__What you need to do__. Output all of the data below exactly as given.

[Figure contents as structured data]
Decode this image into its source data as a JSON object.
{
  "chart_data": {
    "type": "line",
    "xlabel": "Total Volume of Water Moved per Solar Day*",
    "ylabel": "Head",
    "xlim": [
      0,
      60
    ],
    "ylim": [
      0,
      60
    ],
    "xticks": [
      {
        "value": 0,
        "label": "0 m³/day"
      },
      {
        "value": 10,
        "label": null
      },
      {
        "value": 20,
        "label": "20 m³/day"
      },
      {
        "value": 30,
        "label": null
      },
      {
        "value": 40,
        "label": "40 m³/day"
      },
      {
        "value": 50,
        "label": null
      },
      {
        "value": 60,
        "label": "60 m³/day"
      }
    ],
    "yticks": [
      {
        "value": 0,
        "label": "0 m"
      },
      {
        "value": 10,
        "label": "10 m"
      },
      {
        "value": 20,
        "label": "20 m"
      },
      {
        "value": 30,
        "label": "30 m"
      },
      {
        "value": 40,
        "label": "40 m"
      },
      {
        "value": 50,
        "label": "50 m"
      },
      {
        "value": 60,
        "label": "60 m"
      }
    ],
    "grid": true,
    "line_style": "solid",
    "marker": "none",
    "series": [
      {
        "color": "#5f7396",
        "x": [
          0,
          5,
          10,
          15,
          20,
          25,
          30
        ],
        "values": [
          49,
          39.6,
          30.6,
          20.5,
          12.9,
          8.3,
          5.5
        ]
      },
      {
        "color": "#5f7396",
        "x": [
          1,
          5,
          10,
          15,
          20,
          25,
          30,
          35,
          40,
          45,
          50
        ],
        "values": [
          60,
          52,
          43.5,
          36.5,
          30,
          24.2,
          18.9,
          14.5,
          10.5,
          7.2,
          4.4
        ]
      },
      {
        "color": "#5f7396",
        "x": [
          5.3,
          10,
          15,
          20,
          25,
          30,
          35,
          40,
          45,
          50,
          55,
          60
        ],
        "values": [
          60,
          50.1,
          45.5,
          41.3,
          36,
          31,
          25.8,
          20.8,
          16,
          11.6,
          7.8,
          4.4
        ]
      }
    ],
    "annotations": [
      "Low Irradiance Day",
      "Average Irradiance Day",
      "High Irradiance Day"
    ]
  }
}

__Exercise result__.
Decode this image into its source data as a JSON object.
{
  "chart_data": {
    "type": "line",
    "xlabel": "Total Volume of Water Moved per Solar Day*",
    "ylabel": "Head",
    "xlim": [
      0,
      60
    ],
    "ylim": [
      0,
      60
    ],
    "xticks": [
      {
        "value": 0,
        "label": "0 m³/day"
      },
      {
        "value": 10,
        "label": null
      },
      {
        "value": 20,
        "label": "20 m³/day"
      },
      {
        "value": 30,
        "label": null
      },
      {
        "value": 40,
        "label": "40 m³/day"
      },
      {
        "value": 50,
        "label": null
      },
      {
        "value": 60,
        "label": "60 m³/day"
      }
    ],
    "yticks": [
      {
        "value": 0,
        "label": "0 m"
      },
      {
        "value": 10,
        "label": "10 m"
      },
      {
        "value": 20,
        "label": "20 m"
      },
      {
        "value": 30,
        "label": "30 m"
      },
      {
        "value": 40,
        "label": "40 m"
      },
      {
        "value": 50,
        "label": "50 m"
      },
      {
        "value": 60,
        "label": "60 m"
      }
    ],
    "grid": true,
    "line_style": "solid",
    "marker": "none",
    "series": [
      {
        "color": "#5f7396",
        "x": [
          0,
          5,
          10,
          15,
          20,
          25,
          30
        ],
        "values": [
          49,
          39.6,
          30.6,
          20.5,
          12.9,
          8.3,
          5.5
        ]
      },
      {
        "color": "#5f7396",
        "x": [
          1,
          5,
          10,
          15,
          20,
          25,
          30,
          35,
          40,
          45,
          50
        ],
        "values": [
          60,
          52,
          43.5,
          36.5,
          30,
          24.2,
          18.9,
          14.5,
          10.5,
          7.2,
          4.4
        ]
      },
      {
        "color": "#5f7396",
        "x": [
          5.3,
          10,
          15,
          20,
          25,
          30,
          35,
          40,
          45,
          50,
          55,
          60
        ],
        "values": [
          60,
          50.1,
          45.5,
          41.3,
          36,
          31,
          25.8,
          20.8,
          16,
          11.6,
          7.8,
          4.4
        ]
      }
    ],
    "annotations": [
      "Low Irradiance Day",
      "Average Irradiance Day",
      "High Irradiance Day"
    ]
  }
}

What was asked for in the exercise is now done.